Rozsika Parker (27 December 1945 – 5 November 2010) was a British psychotherapist, art historian and writer and a feminist.

Biography
Parker was born in London and spent her early years in Oxford, studying at Wychwood School.

Between the years 1966–1969, Parker studied for a degree in the history of European art at the Courtauld Institute in London. in 1972 she joined the feminist magazine Spare Rib. She and Griselda Pollock then went on to found a feminist group, The Feminist Art History Collective. 

In the 1980s, Parker had two children with the Jungian analyst Andrew Samuels, a boy and a girl.

Parker died in 2010 at age 64 of cancer.

Legacy
In 2013, the Rozsika Parker Essay Prize was established by the British Journal of Psychotherapy.

▸ **Dataset records**:

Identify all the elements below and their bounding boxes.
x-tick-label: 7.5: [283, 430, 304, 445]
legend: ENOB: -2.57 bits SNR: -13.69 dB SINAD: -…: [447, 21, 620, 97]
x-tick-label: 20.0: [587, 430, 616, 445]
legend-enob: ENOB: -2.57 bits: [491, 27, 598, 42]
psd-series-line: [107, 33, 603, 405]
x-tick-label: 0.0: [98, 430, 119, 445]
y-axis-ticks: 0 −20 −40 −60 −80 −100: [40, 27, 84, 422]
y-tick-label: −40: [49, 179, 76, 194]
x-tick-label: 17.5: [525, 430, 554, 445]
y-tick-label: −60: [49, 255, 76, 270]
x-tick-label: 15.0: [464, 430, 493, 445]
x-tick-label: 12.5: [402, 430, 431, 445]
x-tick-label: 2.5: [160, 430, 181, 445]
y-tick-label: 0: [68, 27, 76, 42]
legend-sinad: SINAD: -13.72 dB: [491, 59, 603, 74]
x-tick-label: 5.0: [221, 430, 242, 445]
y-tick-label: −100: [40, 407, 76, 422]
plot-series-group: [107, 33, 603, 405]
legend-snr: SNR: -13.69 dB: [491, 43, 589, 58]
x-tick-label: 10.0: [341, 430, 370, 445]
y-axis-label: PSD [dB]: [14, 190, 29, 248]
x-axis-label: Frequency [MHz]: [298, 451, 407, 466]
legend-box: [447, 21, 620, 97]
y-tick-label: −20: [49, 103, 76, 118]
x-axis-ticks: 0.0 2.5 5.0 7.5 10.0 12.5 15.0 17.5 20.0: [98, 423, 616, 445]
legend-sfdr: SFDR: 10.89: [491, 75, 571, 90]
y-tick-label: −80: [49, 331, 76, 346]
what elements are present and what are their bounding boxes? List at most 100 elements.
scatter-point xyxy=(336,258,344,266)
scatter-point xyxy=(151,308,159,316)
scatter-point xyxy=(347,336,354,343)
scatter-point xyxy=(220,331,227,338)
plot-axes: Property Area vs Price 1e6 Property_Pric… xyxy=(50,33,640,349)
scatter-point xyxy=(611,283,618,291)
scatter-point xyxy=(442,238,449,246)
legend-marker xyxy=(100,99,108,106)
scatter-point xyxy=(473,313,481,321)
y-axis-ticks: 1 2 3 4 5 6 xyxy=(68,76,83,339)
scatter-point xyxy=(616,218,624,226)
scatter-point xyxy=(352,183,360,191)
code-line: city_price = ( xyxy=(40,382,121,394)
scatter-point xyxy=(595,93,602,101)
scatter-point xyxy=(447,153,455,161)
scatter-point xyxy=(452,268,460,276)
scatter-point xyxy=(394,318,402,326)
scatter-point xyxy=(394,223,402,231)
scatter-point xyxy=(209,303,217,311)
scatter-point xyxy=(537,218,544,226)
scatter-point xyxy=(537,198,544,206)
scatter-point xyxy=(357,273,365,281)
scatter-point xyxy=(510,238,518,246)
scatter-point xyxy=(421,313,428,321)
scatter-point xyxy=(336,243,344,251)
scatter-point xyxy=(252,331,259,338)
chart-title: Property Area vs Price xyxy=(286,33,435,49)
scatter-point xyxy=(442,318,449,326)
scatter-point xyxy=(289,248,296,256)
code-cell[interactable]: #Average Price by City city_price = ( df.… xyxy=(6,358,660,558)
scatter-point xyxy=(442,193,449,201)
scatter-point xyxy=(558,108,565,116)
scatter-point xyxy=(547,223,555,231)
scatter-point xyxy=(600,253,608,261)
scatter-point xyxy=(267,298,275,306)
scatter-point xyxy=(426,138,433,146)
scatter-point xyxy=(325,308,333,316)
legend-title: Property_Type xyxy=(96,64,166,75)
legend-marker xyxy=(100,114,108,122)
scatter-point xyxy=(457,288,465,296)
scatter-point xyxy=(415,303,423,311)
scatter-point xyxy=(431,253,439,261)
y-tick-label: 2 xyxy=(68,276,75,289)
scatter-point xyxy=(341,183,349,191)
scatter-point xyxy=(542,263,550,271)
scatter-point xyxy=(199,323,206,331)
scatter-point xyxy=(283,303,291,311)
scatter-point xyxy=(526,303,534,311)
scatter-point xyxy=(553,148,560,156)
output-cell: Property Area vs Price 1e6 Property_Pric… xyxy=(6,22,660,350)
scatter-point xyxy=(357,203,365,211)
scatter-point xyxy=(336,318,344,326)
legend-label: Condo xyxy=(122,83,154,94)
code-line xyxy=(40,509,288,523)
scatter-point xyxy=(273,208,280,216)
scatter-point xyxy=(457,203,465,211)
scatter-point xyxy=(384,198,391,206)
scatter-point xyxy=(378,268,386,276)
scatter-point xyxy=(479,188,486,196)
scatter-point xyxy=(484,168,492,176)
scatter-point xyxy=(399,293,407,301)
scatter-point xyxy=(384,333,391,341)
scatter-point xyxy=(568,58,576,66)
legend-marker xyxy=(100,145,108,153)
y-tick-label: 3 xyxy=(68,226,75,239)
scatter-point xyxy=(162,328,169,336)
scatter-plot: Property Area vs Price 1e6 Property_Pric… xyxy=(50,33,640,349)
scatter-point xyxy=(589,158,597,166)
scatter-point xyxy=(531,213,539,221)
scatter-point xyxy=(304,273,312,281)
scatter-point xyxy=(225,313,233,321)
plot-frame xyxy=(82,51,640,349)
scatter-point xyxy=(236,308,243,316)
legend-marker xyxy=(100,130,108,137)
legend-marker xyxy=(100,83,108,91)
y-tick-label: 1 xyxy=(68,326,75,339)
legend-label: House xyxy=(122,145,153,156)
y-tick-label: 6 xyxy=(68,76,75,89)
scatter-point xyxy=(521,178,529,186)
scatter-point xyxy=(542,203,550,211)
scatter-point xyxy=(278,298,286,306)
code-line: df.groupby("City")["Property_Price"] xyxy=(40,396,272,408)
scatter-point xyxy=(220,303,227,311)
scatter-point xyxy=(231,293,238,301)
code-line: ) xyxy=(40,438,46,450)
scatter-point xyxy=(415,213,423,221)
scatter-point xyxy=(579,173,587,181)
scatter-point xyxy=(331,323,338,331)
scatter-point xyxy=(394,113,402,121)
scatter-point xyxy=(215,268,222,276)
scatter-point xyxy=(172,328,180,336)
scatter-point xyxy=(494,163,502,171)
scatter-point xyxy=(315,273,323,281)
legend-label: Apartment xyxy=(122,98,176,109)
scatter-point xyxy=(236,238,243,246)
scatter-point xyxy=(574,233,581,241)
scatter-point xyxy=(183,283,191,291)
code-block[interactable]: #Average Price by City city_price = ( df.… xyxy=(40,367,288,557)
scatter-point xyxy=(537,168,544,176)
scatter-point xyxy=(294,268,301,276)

▸ **Work order A**: From the biography of Rozsika Parker, extract the passage starting at "Between the years" and ending at "and a girl.".
▸ **Work order B**: According to the Rozsika Parker biography, which publication established the Rozsika Parker Essay Prize in 2013?

▸ **Exercise output A**:
Between the years 1966–1969, Parker studied for a degree in the history of European art at the Courtauld Institute in London. in 1972 she joined the feminist magazine Spare Rib. She and Griselda Pollock then went on to found a feminist group, The Feminist Art History Collective. 

In the 1980s, Parker had two children with the Jungian analyst Andrew Samuels, a boy and a girl.

▸ **Exercise output B**: The British Journal of Psychotherapy